Print each line exactly as it is given.

Stored records
━━━━

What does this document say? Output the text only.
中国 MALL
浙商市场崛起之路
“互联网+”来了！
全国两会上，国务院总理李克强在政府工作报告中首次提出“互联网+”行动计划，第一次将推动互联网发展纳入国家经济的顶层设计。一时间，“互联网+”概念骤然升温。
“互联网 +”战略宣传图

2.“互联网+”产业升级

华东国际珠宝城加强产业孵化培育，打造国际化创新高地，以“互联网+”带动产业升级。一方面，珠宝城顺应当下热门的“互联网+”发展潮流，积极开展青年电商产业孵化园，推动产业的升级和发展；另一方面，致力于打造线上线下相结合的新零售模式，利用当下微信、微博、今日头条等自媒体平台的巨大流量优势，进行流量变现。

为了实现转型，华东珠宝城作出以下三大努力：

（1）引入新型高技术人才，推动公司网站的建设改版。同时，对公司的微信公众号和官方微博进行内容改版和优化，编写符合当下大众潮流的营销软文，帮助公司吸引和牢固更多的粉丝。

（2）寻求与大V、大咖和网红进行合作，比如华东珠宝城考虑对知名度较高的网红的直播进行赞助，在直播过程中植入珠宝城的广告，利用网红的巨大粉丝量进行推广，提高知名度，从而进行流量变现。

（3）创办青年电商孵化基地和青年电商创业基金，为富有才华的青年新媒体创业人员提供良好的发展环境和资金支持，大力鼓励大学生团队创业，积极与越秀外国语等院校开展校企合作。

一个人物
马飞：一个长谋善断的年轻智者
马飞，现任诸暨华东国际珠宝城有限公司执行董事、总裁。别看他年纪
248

━━━━

**WORKED SOLUTION:**
What does this document say? Output the text only.
中国 MALL
浙商市场崛起之路
“互联网+”来了！
全国两会上，国务院总理李克强在政府工作报告中首次提出“互联网+”行动计划，第一次将推动互联网发展纳入国家经济的顶层设计。一时间，“互联网+”概念骤然升温。
“互联网 +”战略宣传图

2.“互联网+”产业升级

华东国际珠宝城加强产业孵化培育，打造国际化创新高地，以“互联网+”带动产业升级。一方面，珠宝城顺应当下热门的“互联网+”发展潮流，积极开展青年电商产业孵化园，推动产业的升级和发展；另一方面，致力于打造线上线下相结合的新零售模式，利用当下微信、微博、今日头条等自媒体平台的巨大流量优势，进行流量变现。

为了实现转型，华东珠宝城作出以下三大努力：

（1）引入新型高技术人才，推动公司网站的建设改版。同时，对公司的微信公众号和官方微博进行内容改版和优化，编写符合当下大众潮流的营销软文，帮助公司吸引和牢固更多的粉丝。

（2）寻求与大V、大咖和网红进行合作，比如华东珠宝城考虑对知名度较高的网红的直播进行赞助，在直播过程中植入珠宝城的广告，利用网红的巨大粉丝量进行推广，提高知名度，从而进行流量变现。

（3）创办青年电商孵化基地和青年电商创业基金，为富有才华的青年新媒体创业人员提供良好的发展环境和资金支持，大力鼓励大学生团队创业，积极与越秀外国语等院校开展校企合作。

一个人物
马飞：一个长谋善断的年轻智者
马飞，现任诸暨华东国际珠宝城有限公司执行董事、总裁。别看他年纪
248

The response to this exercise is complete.